PROBLEM TO WORK ON:
Provide only the number of lines in the data below that contain the string "thousand".

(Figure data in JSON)
□ □ □ □ □

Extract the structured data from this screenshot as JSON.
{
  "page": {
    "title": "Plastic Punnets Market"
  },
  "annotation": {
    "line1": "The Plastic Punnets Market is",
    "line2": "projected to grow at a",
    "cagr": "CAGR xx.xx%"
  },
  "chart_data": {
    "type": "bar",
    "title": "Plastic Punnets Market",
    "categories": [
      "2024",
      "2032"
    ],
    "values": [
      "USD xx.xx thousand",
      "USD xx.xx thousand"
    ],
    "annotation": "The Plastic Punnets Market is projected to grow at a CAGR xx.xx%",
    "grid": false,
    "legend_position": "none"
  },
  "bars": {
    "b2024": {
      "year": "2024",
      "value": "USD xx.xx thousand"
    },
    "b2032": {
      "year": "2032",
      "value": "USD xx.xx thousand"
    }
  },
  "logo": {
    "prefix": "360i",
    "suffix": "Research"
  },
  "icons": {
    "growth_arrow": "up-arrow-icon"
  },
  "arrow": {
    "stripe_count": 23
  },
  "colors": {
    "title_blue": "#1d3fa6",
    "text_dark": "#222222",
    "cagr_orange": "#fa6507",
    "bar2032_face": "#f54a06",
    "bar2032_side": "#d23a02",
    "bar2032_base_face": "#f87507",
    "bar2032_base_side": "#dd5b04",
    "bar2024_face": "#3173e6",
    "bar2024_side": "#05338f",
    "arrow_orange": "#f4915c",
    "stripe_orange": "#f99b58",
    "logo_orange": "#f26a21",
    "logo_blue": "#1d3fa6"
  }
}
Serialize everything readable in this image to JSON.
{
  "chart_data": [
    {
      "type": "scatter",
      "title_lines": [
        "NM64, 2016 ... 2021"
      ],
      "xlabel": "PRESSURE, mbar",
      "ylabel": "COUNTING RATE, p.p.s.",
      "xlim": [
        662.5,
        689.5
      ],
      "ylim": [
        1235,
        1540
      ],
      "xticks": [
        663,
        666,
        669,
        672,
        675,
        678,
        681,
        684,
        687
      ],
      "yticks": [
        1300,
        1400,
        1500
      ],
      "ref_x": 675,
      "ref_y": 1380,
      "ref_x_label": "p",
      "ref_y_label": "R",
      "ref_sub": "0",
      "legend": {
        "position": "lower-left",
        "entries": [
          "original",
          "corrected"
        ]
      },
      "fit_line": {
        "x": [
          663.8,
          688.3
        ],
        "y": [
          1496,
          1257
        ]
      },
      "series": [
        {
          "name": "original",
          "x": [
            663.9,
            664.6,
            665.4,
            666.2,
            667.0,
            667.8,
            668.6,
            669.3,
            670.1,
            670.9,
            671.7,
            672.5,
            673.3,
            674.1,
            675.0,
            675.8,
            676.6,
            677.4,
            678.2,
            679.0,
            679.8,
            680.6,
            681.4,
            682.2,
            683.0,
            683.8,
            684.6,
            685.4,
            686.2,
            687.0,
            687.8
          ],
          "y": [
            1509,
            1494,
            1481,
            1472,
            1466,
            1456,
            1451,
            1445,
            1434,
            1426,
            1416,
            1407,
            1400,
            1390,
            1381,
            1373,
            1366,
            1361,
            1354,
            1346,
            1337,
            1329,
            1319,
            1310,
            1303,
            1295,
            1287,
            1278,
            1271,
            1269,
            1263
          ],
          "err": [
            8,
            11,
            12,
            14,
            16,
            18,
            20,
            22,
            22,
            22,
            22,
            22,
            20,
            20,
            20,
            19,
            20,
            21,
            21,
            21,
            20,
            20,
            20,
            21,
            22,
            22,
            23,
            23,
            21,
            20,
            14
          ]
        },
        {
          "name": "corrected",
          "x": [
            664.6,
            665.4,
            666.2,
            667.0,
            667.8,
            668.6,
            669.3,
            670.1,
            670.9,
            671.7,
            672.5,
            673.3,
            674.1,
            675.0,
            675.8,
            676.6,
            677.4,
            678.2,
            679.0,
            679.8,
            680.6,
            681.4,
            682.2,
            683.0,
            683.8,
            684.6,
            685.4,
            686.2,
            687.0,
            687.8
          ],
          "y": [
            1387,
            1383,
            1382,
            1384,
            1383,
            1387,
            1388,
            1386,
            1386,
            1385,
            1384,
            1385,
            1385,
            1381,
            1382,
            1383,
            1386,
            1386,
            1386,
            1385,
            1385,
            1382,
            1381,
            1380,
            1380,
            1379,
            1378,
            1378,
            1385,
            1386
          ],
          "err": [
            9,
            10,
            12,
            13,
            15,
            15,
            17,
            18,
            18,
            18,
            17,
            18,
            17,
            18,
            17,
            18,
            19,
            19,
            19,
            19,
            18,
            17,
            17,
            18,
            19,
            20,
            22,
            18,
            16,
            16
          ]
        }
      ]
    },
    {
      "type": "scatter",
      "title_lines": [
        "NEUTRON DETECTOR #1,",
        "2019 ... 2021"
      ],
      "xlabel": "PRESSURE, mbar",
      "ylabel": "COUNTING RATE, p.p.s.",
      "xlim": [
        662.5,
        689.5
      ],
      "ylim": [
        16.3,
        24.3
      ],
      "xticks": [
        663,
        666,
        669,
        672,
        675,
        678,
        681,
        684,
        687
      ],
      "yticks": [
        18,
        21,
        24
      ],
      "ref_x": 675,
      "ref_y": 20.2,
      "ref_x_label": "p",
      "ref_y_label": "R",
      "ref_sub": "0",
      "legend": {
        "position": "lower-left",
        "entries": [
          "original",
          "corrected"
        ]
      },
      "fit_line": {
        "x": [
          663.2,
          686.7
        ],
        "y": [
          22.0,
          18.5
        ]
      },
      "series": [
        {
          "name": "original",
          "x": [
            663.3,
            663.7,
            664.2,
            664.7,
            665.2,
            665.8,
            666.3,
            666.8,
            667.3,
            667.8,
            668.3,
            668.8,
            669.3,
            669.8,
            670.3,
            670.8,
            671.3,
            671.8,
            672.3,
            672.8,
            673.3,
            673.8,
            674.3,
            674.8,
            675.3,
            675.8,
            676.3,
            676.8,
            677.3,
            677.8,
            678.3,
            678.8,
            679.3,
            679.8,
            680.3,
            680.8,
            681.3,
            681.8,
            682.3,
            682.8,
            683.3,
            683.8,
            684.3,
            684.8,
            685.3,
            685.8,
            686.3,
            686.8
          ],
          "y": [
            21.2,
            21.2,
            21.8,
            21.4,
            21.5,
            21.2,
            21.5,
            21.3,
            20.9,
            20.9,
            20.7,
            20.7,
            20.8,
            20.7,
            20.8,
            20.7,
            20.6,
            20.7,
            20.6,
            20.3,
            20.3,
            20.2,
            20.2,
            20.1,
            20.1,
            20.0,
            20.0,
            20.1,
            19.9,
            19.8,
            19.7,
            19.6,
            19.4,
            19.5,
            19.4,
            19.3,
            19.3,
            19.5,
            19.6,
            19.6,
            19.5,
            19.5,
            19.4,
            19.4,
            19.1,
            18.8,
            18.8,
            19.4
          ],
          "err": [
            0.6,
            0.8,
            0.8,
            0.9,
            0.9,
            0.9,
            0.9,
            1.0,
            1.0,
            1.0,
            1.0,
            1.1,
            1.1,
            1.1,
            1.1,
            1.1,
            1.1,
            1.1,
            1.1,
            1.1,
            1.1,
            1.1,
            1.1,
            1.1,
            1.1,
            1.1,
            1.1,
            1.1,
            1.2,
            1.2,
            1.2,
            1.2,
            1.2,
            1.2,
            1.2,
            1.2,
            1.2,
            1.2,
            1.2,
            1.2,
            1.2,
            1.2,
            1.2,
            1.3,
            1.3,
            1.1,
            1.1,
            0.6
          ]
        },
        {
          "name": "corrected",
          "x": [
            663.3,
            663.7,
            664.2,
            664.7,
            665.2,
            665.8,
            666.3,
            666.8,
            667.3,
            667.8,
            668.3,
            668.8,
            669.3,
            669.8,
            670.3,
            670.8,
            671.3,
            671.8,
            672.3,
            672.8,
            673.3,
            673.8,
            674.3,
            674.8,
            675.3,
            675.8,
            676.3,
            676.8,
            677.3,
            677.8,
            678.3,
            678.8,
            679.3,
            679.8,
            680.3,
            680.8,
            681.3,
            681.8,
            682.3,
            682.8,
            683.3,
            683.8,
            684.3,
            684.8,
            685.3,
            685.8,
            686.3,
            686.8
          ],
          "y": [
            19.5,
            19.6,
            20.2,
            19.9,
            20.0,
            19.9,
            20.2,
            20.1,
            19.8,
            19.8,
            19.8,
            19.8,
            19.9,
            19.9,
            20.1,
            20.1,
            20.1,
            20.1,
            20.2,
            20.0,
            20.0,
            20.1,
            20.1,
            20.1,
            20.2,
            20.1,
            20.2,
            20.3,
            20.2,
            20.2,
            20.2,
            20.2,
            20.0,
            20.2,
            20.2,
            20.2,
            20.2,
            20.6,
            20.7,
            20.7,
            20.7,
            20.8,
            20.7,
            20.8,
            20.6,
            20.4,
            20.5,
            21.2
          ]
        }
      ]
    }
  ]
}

□ □ □ □ □

RESPONSE TO THE TASK:
4